__GIVEN PROBLEM__. Only a number is wanted. Count the lines holding the string "мастерства".

__EXCERPTED DATA__.
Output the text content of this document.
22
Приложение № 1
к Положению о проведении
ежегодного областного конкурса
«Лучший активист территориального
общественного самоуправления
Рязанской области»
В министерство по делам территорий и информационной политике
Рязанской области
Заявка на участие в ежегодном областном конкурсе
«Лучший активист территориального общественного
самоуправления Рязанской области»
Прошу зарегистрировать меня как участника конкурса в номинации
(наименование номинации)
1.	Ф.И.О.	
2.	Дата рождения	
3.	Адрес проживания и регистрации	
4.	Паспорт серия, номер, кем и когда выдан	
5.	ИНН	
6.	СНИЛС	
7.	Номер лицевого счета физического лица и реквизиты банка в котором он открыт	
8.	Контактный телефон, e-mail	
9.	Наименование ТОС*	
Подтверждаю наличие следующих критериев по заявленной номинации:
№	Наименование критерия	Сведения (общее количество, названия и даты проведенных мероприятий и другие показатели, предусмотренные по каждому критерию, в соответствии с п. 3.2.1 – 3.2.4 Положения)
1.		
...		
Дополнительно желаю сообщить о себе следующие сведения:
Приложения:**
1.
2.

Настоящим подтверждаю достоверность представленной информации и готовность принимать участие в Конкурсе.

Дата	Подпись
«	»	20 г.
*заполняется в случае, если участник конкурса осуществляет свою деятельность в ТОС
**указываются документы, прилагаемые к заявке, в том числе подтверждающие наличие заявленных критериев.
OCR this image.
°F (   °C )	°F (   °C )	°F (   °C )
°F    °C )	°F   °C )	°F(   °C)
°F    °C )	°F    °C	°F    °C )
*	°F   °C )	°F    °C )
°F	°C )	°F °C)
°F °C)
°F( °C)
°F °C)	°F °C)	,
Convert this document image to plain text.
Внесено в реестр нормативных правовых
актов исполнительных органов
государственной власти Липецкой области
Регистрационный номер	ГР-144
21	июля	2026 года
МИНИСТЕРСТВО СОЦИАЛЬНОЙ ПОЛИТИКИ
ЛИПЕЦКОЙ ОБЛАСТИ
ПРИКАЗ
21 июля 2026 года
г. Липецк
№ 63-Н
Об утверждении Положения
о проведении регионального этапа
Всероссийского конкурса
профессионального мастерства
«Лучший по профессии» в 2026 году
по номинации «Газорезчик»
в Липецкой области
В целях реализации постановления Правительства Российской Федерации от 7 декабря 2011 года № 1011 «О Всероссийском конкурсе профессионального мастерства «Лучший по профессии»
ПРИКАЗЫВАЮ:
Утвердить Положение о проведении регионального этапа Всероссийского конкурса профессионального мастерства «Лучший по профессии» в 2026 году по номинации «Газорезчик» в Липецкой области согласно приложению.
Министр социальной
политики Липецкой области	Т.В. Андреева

__EXPECTED ANSWER__. 3